* [ROWS]
_ _ _

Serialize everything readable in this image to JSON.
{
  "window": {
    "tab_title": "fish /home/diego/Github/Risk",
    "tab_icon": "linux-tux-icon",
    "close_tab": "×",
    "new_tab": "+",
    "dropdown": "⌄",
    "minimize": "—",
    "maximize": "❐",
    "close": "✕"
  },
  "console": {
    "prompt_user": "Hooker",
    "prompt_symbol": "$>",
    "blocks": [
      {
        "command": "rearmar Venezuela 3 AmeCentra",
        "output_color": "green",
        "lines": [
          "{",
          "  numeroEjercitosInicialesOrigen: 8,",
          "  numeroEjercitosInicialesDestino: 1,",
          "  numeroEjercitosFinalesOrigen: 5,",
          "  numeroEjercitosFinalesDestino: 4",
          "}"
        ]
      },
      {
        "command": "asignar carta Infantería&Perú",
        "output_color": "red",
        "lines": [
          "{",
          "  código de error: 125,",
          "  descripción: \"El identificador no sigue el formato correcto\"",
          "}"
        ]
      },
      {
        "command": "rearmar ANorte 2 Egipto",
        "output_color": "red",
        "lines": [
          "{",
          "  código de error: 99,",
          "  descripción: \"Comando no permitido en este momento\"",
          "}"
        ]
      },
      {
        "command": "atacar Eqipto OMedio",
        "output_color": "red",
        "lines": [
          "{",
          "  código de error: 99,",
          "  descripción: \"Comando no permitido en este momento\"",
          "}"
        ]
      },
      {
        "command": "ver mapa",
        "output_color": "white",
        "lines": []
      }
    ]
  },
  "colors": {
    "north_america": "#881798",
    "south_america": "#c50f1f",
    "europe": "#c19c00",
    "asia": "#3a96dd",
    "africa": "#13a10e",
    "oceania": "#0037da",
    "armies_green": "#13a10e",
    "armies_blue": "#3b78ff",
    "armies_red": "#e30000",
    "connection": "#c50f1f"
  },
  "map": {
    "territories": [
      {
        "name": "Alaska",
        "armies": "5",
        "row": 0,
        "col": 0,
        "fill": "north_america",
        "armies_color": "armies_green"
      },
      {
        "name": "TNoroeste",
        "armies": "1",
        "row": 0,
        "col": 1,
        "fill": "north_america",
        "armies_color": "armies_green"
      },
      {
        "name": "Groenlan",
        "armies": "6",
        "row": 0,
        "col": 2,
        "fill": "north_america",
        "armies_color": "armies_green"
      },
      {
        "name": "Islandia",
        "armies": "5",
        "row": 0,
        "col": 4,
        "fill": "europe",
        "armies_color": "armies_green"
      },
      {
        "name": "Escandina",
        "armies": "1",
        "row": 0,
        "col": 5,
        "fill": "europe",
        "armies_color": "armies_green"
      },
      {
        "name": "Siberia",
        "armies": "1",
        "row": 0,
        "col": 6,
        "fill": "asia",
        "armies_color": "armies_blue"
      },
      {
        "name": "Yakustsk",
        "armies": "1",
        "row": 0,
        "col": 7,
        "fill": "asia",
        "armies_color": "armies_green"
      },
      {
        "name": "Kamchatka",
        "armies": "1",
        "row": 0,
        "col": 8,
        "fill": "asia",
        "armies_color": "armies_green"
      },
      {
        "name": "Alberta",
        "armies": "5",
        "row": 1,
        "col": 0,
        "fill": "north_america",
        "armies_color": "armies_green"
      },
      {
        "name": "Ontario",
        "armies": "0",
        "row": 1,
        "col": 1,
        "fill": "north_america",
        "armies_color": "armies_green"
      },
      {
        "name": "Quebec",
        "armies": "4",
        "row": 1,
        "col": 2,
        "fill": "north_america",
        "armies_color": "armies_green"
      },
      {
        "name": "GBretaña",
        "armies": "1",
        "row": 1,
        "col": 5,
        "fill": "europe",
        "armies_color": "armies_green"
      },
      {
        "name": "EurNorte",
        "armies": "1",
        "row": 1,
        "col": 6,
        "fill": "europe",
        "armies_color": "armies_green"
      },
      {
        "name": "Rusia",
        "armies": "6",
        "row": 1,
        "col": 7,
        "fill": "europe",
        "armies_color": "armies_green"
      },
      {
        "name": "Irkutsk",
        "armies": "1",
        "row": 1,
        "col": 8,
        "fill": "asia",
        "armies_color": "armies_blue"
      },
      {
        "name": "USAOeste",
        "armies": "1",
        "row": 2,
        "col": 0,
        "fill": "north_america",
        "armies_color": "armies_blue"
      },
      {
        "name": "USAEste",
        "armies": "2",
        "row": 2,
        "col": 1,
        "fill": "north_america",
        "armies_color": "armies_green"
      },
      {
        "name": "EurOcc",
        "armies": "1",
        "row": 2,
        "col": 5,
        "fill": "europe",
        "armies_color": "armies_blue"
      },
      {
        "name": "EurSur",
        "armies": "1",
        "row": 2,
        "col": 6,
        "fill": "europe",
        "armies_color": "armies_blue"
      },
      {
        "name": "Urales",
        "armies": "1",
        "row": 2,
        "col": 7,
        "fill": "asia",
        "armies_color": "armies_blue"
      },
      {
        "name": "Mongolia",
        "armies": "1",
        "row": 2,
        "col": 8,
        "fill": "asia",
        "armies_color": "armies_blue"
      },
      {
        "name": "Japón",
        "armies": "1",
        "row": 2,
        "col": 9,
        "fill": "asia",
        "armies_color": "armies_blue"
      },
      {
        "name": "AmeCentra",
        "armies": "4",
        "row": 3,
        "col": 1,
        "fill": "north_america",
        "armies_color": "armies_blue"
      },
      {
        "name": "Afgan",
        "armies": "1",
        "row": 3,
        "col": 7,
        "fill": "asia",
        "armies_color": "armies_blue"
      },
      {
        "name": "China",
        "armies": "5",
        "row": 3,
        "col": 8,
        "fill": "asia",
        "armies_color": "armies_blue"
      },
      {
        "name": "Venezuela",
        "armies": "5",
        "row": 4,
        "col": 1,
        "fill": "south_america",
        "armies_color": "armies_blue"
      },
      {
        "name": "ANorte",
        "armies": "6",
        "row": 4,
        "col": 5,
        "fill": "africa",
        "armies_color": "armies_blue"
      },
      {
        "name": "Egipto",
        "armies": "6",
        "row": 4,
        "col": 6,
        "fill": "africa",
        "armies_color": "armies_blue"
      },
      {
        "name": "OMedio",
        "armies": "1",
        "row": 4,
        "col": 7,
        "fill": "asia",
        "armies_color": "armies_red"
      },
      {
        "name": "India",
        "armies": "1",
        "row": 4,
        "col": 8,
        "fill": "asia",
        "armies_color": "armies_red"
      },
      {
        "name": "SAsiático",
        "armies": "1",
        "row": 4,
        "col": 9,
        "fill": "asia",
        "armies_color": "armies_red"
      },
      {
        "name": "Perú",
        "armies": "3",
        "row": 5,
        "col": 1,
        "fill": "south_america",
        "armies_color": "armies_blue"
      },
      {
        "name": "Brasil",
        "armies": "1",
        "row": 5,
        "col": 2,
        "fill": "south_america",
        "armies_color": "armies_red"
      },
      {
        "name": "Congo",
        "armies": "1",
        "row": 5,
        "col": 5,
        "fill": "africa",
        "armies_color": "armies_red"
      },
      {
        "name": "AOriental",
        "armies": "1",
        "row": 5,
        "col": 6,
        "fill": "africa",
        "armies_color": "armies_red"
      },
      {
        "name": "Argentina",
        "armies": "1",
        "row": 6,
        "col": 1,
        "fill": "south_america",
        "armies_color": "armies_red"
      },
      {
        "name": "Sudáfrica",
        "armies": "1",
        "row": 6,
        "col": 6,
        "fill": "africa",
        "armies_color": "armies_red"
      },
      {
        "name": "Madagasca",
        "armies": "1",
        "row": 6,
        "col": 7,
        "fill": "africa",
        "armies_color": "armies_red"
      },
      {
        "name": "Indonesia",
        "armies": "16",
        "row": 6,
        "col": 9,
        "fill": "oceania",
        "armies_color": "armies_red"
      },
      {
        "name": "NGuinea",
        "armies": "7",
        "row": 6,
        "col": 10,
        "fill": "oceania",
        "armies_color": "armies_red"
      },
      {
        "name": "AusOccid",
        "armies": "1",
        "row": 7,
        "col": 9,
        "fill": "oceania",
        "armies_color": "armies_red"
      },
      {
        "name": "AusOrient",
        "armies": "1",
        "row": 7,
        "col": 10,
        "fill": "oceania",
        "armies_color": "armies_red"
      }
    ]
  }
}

_ _ _

* [YOUR GOAL]
What is the number of lines in the listing that include the word "Venezuela"? Give that number and nothing else.

* [FINISHED TASK]
2